**Aim of the task**
Output the records from the line with "next-label: Next >: [145, 415, 185, 428]" up to and including the line with "close-icon: [362, 7, 370, 16]", reproducing those lines verbatim and nothing else.

[Start Data section]

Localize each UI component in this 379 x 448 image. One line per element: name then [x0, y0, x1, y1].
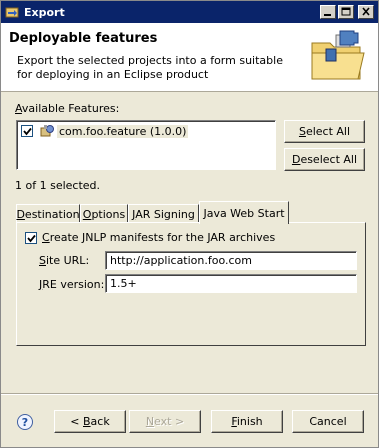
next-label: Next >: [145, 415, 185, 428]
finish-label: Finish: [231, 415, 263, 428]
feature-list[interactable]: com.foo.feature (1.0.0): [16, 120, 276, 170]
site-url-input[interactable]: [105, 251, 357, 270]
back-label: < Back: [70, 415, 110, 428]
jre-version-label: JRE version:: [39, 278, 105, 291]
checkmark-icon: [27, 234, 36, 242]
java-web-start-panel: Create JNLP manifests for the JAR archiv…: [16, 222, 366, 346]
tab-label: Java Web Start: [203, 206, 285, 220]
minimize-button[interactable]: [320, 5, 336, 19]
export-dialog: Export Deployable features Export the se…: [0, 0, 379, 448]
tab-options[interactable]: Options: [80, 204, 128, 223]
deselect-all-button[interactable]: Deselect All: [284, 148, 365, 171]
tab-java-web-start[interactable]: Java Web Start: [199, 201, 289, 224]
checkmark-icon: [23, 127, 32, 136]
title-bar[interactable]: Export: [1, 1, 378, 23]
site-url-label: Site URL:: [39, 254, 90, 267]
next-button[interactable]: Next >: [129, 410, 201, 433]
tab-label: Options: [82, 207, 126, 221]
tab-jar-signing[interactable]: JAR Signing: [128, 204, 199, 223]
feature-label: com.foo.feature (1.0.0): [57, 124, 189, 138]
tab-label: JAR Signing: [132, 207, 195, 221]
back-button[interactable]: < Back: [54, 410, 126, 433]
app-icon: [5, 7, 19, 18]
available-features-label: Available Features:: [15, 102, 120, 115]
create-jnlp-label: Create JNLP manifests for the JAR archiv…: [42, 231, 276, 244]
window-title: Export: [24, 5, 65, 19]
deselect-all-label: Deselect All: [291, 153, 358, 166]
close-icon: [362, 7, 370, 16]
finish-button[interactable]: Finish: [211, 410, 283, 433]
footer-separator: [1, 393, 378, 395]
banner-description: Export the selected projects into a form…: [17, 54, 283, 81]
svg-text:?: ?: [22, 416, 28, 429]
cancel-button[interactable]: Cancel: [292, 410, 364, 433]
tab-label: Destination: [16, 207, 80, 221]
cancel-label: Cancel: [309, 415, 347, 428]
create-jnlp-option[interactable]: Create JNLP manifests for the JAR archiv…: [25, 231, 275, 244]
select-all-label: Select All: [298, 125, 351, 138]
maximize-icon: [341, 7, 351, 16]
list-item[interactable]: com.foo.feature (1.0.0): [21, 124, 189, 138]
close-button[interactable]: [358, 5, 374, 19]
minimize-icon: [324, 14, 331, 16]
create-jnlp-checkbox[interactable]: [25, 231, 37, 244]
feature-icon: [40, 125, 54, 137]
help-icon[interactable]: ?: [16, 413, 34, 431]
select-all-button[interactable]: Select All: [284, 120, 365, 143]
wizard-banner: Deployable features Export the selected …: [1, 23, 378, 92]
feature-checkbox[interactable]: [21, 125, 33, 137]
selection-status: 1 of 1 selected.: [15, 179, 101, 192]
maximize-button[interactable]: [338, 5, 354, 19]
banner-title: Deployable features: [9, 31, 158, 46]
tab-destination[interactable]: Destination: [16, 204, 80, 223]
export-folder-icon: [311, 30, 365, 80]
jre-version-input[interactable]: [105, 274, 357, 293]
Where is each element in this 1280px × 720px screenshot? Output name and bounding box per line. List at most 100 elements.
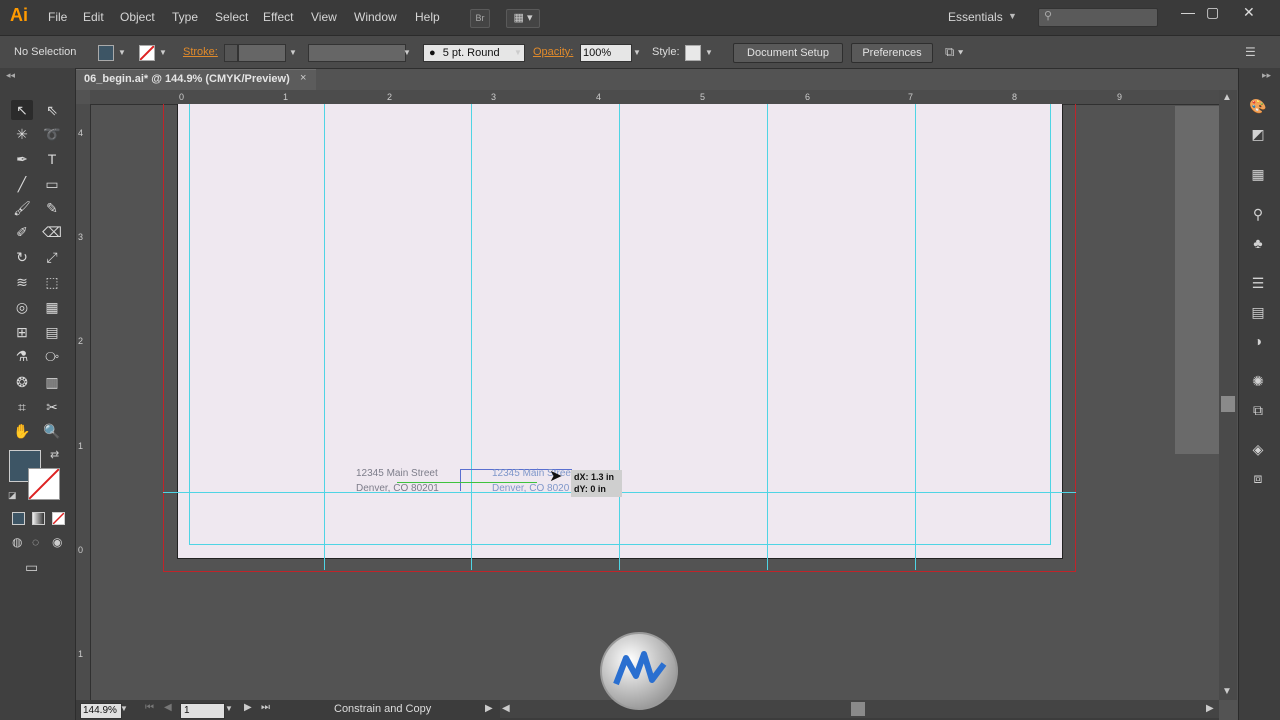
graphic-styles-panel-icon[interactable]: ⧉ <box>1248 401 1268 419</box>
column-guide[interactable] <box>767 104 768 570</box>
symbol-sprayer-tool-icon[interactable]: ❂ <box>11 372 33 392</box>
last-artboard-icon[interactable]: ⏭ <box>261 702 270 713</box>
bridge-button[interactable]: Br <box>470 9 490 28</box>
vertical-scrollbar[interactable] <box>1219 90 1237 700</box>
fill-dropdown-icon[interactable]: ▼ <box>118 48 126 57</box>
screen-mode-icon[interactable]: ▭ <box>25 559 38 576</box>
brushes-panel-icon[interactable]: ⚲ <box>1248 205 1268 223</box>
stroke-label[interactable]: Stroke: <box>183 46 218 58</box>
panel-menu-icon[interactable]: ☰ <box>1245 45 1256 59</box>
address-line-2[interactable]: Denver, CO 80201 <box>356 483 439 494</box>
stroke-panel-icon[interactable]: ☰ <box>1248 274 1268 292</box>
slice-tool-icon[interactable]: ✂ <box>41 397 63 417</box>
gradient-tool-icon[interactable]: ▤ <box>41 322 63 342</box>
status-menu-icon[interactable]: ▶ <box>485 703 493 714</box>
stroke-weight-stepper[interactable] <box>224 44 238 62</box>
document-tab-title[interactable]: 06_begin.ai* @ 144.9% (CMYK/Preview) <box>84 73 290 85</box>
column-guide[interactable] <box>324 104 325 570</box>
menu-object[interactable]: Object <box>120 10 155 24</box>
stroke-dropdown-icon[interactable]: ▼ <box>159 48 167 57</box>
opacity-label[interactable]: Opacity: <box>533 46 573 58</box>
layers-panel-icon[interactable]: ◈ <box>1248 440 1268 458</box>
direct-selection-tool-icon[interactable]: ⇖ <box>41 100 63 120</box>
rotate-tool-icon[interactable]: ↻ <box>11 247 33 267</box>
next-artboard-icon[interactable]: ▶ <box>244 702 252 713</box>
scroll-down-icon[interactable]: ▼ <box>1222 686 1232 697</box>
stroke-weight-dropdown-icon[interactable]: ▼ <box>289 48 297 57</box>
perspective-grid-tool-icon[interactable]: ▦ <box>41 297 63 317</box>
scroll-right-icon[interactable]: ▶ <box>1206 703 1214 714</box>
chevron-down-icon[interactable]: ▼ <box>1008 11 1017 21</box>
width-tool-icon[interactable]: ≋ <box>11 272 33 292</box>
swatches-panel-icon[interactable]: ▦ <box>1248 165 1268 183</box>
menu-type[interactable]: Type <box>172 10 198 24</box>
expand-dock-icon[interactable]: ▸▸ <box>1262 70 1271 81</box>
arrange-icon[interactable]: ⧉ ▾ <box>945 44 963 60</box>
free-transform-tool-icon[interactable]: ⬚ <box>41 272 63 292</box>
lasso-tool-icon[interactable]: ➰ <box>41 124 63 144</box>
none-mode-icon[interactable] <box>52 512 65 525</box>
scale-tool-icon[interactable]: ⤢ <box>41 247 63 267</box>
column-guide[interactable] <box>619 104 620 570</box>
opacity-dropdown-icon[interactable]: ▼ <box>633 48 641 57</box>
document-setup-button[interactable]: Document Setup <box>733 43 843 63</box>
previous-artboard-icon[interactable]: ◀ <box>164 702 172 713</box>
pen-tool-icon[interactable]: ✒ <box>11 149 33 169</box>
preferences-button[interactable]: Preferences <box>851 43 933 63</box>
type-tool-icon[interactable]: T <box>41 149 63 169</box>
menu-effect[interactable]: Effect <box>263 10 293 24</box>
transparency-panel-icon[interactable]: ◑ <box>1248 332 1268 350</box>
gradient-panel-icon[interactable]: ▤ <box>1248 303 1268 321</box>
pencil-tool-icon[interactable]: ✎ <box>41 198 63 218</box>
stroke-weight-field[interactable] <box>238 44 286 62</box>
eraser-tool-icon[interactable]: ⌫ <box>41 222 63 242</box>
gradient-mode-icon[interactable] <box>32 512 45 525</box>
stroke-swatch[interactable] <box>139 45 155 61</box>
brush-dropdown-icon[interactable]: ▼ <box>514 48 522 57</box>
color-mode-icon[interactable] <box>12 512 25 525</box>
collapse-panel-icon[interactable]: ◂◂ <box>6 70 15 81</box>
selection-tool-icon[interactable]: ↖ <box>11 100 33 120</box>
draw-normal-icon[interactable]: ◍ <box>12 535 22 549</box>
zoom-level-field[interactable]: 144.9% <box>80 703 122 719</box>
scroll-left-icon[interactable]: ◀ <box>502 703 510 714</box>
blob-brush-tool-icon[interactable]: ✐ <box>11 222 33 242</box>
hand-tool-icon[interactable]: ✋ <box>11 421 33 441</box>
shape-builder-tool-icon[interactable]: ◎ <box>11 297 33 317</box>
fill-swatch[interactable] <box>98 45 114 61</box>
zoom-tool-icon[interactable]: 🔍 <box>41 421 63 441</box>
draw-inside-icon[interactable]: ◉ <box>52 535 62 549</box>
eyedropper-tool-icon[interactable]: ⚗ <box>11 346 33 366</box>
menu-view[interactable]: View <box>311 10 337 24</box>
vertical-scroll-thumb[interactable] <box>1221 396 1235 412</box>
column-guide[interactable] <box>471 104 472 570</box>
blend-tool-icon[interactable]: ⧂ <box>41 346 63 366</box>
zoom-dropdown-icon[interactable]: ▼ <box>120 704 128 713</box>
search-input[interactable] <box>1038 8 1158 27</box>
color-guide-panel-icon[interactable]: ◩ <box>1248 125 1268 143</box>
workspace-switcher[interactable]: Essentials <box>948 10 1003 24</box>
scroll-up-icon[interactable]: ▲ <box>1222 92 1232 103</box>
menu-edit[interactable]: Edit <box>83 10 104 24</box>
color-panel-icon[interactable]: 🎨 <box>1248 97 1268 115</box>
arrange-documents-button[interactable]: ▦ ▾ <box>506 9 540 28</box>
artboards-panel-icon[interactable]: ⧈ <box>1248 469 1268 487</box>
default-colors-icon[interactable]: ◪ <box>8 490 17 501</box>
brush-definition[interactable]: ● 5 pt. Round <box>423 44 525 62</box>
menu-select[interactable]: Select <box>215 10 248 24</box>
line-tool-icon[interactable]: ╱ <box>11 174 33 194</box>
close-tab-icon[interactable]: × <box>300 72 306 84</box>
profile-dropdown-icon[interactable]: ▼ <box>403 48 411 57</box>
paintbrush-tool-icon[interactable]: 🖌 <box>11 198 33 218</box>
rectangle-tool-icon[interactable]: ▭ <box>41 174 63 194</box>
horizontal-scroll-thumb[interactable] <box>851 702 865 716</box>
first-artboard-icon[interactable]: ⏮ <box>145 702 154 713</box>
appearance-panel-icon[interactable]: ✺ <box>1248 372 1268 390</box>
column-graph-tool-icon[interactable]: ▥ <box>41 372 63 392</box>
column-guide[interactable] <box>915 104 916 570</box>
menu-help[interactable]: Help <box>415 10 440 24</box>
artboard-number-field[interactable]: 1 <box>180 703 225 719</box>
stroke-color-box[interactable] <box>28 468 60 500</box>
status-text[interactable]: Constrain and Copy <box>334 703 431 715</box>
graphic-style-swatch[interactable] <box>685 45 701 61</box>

[End Data section]

**Answer below**
next-label: Next >: [145, 415, 185, 428]
finish-label: Finish: [231, 415, 263, 428]
feature-list[interactable]: com.foo.feature (1.0.0): [16, 120, 276, 170]
site-url-input[interactable]: [105, 251, 357, 270]
back-label: < Back: [70, 415, 110, 428]
jre-version-label: JRE version:: [39, 278, 105, 291]
checkmark-icon: [27, 234, 36, 242]
java-web-start-panel: Create JNLP manifests for the JAR archiv…: [16, 222, 366, 346]
tab-label: Java Web Start: [203, 206, 285, 220]
minimize-button[interactable]: [320, 5, 336, 19]
export-dialog: Export Deployable features Export the se…: [0, 0, 379, 448]
tab-options[interactable]: Options: [80, 204, 128, 223]
deselect-all-button[interactable]: Deselect All: [284, 148, 365, 171]
tab-java-web-start[interactable]: Java Web Start: [199, 201, 289, 224]
checkmark-icon: [23, 127, 32, 136]
title-bar[interactable]: Export: [1, 1, 378, 23]
site-url-label: Site URL:: [39, 254, 90, 267]
next-button[interactable]: Next >: [129, 410, 201, 433]
tab-label: Options: [82, 207, 126, 221]
tab-jar-signing[interactable]: JAR Signing: [128, 204, 199, 223]
feature-label: com.foo.feature (1.0.0): [57, 124, 189, 138]
tab-label: JAR Signing: [132, 207, 195, 221]
back-button[interactable]: < Back: [54, 410, 126, 433]
app-icon: [5, 7, 19, 18]
available-features-label: Available Features:: [15, 102, 120, 115]
create-jnlp-label: Create JNLP manifests for the JAR archiv…: [42, 231, 276, 244]
window-title: Export: [24, 5, 65, 19]
deselect-all-label: Deselect All: [291, 153, 358, 166]
close-icon: [362, 7, 370, 16]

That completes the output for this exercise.